- Task brief: For each line that holds "Transfer", copy the line out.

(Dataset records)

--------------------

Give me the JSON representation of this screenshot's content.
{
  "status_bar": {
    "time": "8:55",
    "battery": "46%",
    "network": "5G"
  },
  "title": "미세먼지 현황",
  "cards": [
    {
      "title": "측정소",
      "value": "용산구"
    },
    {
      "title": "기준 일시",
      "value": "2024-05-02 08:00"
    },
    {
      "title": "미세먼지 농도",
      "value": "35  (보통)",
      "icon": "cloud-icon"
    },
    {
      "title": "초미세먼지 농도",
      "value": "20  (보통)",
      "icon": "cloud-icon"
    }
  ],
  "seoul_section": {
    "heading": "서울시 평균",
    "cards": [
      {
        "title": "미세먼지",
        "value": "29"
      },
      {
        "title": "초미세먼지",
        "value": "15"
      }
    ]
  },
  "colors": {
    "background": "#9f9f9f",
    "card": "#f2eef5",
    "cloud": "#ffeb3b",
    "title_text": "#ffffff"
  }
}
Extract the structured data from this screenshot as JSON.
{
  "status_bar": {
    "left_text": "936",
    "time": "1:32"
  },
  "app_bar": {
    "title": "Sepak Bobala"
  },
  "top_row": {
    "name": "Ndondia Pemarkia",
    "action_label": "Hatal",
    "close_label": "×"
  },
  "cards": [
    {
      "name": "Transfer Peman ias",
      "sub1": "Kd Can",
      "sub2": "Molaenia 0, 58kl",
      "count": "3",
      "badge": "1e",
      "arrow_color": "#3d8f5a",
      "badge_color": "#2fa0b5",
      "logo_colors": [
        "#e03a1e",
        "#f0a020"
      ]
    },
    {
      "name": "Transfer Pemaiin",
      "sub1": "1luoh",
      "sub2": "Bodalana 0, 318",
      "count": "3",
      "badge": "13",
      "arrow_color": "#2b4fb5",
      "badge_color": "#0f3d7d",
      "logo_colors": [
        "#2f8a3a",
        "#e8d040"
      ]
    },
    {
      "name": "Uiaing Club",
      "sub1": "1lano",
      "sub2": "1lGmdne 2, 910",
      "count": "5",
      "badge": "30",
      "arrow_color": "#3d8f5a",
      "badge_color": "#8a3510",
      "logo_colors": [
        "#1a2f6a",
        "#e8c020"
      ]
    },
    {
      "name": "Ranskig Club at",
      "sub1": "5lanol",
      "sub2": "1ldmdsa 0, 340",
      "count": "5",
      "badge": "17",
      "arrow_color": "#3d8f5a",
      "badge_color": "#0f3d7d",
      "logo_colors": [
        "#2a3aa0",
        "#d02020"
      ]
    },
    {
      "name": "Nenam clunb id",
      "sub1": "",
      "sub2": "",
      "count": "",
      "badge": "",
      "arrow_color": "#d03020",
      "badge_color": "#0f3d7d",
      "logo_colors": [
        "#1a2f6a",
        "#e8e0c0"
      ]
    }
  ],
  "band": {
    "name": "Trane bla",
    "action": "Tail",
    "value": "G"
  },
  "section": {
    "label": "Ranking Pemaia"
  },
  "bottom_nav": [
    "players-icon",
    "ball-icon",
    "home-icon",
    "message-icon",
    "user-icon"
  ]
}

--------------------

- Written reply:
      "name": "Transfer Peman ias",
      "name": "Transfer Pemaiin",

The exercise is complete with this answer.